Repeat the records below word for word, but start at the line that contains "Read out every word on this page.", stop after the last line, and include nothing else.

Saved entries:
============
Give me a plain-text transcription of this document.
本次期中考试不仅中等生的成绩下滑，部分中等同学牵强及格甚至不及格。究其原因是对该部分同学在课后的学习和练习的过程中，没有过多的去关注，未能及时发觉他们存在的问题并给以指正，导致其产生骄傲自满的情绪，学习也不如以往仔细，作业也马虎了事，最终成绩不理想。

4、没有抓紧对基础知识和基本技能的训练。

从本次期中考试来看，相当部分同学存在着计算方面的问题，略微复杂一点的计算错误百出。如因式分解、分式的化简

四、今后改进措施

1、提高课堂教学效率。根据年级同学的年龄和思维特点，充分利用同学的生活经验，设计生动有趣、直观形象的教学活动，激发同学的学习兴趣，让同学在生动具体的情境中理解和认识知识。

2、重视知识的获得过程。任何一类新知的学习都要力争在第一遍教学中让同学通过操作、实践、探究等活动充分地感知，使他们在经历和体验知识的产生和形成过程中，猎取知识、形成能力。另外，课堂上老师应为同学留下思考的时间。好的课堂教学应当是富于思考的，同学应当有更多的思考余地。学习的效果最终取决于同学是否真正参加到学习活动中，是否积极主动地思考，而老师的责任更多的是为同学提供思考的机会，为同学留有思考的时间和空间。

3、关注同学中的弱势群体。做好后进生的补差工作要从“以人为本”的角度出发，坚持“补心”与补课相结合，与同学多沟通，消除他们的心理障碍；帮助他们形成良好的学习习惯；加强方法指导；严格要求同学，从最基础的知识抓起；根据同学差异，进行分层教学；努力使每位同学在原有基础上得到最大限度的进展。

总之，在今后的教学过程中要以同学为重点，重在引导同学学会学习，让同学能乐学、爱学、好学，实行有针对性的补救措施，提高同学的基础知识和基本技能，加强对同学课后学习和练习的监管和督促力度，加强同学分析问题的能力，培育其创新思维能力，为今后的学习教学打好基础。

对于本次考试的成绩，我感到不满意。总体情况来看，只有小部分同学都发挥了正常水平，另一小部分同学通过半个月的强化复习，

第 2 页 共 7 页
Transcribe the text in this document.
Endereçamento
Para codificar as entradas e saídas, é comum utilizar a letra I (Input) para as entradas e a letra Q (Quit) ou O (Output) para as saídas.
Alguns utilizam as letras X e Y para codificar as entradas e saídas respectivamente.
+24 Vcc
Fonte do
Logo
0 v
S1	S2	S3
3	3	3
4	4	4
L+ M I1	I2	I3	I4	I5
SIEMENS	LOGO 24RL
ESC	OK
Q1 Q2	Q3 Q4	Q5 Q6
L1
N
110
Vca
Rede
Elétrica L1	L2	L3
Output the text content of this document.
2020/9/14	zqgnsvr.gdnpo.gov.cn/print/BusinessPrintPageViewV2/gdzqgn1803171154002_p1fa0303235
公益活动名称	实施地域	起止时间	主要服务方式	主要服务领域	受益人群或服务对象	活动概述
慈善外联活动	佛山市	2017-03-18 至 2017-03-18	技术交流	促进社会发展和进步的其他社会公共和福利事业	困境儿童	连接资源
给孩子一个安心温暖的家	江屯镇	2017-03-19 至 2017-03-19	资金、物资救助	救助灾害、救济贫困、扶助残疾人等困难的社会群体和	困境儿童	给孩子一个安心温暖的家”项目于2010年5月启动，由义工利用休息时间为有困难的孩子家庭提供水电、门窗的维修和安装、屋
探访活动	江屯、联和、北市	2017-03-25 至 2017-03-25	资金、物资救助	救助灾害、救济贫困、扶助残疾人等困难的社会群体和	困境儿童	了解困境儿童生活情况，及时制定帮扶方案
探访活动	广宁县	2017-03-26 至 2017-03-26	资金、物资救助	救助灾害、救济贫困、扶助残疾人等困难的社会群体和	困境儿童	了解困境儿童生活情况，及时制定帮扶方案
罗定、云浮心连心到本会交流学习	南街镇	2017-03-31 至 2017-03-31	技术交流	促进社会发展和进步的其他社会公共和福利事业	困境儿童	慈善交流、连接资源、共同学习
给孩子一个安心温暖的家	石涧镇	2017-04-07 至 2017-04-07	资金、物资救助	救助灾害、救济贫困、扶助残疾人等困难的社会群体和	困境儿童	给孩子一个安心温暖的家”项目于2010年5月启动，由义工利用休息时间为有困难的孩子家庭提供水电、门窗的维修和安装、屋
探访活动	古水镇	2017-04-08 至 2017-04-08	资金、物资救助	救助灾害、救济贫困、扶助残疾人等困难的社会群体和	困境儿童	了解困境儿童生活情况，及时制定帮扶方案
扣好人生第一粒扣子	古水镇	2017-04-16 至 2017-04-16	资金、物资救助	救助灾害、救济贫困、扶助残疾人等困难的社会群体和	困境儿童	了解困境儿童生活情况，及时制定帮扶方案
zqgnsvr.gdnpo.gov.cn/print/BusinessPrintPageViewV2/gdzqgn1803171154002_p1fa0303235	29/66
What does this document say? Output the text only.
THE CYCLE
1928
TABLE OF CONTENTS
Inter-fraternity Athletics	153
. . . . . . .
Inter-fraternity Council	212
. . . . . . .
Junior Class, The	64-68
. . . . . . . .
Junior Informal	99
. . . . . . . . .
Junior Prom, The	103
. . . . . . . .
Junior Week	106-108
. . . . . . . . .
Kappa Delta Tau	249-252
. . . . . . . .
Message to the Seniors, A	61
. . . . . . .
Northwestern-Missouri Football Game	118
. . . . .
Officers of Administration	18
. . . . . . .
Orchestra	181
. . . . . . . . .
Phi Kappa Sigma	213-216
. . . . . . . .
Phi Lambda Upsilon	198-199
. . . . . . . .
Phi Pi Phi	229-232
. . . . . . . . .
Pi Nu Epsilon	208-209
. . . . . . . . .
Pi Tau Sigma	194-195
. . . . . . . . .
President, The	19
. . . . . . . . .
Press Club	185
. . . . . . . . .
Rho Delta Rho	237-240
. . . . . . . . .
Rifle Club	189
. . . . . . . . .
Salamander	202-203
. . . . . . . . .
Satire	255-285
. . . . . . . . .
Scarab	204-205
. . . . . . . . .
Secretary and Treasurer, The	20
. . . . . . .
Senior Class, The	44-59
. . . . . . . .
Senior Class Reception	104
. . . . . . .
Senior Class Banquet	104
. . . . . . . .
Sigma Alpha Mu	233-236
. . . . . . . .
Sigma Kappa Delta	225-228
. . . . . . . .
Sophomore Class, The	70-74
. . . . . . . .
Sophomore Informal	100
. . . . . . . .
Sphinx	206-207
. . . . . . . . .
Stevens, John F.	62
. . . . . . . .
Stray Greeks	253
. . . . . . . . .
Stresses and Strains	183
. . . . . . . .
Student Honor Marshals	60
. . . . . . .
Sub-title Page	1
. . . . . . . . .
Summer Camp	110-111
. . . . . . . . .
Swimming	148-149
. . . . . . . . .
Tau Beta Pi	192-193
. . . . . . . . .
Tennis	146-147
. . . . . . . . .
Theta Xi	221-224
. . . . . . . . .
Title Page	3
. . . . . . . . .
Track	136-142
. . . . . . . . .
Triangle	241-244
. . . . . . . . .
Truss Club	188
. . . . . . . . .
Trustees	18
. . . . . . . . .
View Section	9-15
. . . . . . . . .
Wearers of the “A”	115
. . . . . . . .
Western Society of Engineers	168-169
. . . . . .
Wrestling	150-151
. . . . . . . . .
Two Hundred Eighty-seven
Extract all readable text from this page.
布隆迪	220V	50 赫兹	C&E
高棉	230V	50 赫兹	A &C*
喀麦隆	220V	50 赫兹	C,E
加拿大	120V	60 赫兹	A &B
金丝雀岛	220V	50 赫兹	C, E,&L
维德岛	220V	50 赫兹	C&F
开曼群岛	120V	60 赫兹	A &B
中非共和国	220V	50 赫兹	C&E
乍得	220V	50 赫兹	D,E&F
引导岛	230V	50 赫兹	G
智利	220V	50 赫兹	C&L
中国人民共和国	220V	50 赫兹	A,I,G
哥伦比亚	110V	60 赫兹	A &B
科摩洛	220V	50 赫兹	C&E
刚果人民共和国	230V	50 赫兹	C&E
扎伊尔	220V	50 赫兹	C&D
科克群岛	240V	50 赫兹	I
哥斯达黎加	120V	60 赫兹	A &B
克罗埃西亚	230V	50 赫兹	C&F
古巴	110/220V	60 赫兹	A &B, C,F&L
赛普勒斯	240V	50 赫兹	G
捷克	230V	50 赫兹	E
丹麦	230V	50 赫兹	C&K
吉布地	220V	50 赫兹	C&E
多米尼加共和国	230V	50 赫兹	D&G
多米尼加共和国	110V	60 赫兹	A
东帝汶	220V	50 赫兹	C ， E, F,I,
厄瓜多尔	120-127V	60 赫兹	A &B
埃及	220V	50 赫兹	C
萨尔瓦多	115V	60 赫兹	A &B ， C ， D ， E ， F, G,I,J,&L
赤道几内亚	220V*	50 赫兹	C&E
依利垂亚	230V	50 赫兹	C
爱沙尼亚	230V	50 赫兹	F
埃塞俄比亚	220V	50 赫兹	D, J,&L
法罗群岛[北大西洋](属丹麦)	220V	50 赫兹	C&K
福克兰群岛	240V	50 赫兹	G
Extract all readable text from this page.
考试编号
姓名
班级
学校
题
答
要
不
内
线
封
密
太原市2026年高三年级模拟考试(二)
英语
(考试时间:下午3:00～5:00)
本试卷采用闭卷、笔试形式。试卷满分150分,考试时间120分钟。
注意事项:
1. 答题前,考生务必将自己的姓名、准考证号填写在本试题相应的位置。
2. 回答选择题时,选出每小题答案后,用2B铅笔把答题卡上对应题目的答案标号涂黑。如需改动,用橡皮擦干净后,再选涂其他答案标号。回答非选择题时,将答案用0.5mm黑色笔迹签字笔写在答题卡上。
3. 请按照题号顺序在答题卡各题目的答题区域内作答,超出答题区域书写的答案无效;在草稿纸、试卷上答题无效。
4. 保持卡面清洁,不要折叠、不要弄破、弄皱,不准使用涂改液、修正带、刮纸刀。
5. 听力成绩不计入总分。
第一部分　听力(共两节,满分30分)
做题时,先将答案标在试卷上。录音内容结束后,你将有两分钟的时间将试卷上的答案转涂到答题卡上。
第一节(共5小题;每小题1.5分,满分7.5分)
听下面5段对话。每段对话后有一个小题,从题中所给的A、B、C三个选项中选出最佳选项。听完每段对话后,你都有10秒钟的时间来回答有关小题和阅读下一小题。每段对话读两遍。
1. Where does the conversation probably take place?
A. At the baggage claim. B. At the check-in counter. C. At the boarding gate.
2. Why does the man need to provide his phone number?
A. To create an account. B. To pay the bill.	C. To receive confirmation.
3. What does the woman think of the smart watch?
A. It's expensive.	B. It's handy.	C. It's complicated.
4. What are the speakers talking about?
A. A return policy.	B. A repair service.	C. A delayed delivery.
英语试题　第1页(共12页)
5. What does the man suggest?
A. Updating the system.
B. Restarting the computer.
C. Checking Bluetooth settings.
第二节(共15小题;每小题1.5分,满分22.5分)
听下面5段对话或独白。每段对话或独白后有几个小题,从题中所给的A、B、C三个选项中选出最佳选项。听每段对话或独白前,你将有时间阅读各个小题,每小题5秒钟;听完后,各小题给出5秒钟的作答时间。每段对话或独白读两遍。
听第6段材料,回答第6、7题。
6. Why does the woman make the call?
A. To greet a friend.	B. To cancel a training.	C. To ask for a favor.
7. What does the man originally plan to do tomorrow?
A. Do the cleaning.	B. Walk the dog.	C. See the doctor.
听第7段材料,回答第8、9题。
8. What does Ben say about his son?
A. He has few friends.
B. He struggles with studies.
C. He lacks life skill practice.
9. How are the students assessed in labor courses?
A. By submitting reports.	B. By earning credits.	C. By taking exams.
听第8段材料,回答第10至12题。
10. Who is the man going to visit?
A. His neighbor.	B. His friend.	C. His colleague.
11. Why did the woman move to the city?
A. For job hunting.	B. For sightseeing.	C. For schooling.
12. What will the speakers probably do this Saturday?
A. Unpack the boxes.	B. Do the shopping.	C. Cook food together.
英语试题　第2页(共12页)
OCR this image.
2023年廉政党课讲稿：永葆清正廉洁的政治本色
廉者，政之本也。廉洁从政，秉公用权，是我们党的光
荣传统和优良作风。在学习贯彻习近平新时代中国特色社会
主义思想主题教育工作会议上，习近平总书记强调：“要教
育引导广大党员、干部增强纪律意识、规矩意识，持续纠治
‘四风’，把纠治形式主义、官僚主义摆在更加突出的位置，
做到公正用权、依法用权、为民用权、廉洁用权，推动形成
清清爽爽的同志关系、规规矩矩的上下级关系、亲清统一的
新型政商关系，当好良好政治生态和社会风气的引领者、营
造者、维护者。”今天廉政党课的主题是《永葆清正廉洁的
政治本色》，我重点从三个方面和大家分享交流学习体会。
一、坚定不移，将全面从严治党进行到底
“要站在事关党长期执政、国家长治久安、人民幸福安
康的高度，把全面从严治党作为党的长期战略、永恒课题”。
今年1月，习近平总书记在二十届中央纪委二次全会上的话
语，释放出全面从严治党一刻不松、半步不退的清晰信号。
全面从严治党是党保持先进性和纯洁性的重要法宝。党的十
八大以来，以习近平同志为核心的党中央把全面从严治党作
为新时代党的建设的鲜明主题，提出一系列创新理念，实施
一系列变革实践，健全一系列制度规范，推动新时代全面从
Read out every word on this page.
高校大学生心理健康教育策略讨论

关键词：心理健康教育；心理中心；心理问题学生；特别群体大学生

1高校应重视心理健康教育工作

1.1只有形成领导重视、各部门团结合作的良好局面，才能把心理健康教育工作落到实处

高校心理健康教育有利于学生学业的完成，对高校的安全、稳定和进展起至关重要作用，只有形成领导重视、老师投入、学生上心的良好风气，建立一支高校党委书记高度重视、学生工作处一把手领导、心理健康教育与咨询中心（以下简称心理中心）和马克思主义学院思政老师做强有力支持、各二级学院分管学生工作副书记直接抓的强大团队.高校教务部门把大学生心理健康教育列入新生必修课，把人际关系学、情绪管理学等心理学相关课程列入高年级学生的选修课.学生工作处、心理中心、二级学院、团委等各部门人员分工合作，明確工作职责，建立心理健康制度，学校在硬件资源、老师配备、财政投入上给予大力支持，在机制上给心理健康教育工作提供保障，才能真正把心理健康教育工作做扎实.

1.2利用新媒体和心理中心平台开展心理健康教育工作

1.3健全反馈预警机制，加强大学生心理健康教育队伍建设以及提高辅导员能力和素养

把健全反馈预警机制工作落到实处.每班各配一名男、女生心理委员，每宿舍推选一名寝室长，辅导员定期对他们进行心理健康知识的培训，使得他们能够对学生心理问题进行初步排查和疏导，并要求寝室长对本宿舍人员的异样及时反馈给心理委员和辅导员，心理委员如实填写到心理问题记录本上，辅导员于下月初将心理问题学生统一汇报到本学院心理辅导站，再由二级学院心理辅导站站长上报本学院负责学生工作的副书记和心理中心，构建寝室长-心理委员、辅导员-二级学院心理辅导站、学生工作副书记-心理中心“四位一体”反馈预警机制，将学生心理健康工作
============
IN RESPONSE:
Read out every word on this page.
高校大学生心理健康教育策略讨论

关键词：心理健康教育；心理中心；心理问题学生；特别群体大学生

1高校应重视心理健康教育工作

1.1只有形成领导重视、各部门团结合作的良好局面，才能把心理健康教育工作落到实处

高校心理健康教育有利于学生学业的完成，对高校的安全、稳定和进展起至关重要作用，只有形成领导重视、老师投入、学生上心的良好风气，建立一支高校党委书记高度重视、学生工作处一把手领导、心理健康教育与咨询中心（以下简称心理中心）和马克思主义学院思政老师做强有力支持、各二级学院分管学生工作副书记直接抓的强大团队.高校教务部门把大学生心理健康教育列入新生必修课，把人际关系学、情绪管理学等心理学相关课程列入高年级学生的选修课.学生工作处、心理中心、二级学院、团委等各部门人员分工合作，明確工作职责，建立心理健康制度，学校在硬件资源、老师配备、财政投入上给予大力支持，在机制上给心理健康教育工作提供保障，才能真正把心理健康教育工作做扎实.

1.2利用新媒体和心理中心平台开展心理健康教育工作

1.3健全反馈预警机制，加强大学生心理健康教育队伍建设以及提高辅导员能力和素养

把健全反馈预警机制工作落到实处.每班各配一名男、女生心理委员，每宿舍推选一名寝室长，辅导员定期对他们进行心理健康知识的培训，使得他们能够对学生心理问题进行初步排查和疏导，并要求寝室长对本宿舍人员的异样及时反馈给心理委员和辅导员，心理委员如实填写到心理问题记录本上，辅导员于下月初将心理问题学生统一汇报到本学院心理辅导站，再由二级学院心理辅导站站长上报本学院负责学生工作的副书记和心理中心，构建寝室长-心理委员、辅导员-二级学院心理辅导站、学生工作副书记-心理中心“四位一体”反馈预警机制，将学生心理健康工作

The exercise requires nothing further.